## TASK INSTRUCTIONS
Leave out the pictures and repeat every record exactly.

## AVAILABLE RECORDS
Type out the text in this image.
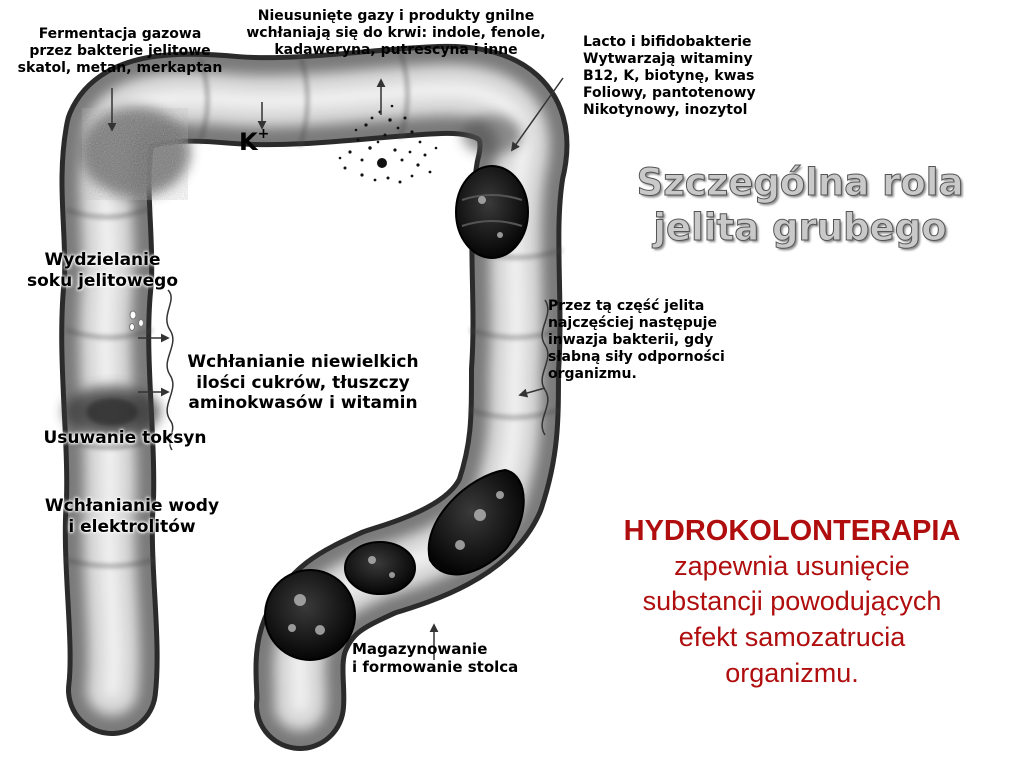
Fermentacja gazowa
przez bakterie jelitowe
skatol, metan, merkaptan
Nieusunięte gazy i produkty gnilne
wchłaniają się do krwi: indole, fenole,
kadaweryna, putrescyna i inne
Lacto i bifidobakterie
Wytwarzają witaminy
B12, K, biotynę, kwas
Foliowy, pantotenowy
Nikotynowy, inozytol
K+
Szczególna rola
jelita grubego
Wydzielanie
soku jelitowego
Wchłanianie niewielkich
ilości cukrów, tłuszczy
aminokwasów i witamin
Usuwanie toksyn
Wchłanianie wody
i elektrolitów
Przez tą część jelita
najczęściej następuje
inwazja bakterii, gdy
słabną siły odporności
organizmu.
Magazynowanie
i formowanie stolca
HYDROKOLONTERAPIA
zapewnia usunięcie
substancji powodujących
efekt samozatrucia
organizmu.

## RESPONSE TO THIS EXERCISE
Type out the text in this image.
Fermentacja gazowa
przez bakterie jelitowe
skatol, metan, merkaptan
Nieusunięte gazy i produkty gnilne
wchłaniają się do krwi: indole, fenole,
kadaweryna, putrescyna i inne
Lacto i bifidobakterie
Wytwarzają witaminy
B12, K, biotynę, kwas
Foliowy, pantotenowy
Nikotynowy, inozytol
K+
Szczególna rola
jelita grubego
Wydzielanie
soku jelitowego
Wchłanianie niewielkich
ilości cukrów, tłuszczy
aminokwasów i witamin
Usuwanie toksyn
Wchłanianie wody
i elektrolitów
Przez tą część jelita
najczęściej następuje
inwazja bakterii, gdy
słabną siły odporności
organizmu.
Magazynowanie
i formowanie stolca
HYDROKOLONTERAPIA
zapewnia usunięcie
substancji powodujących
efekt samozatrucia
organizmu.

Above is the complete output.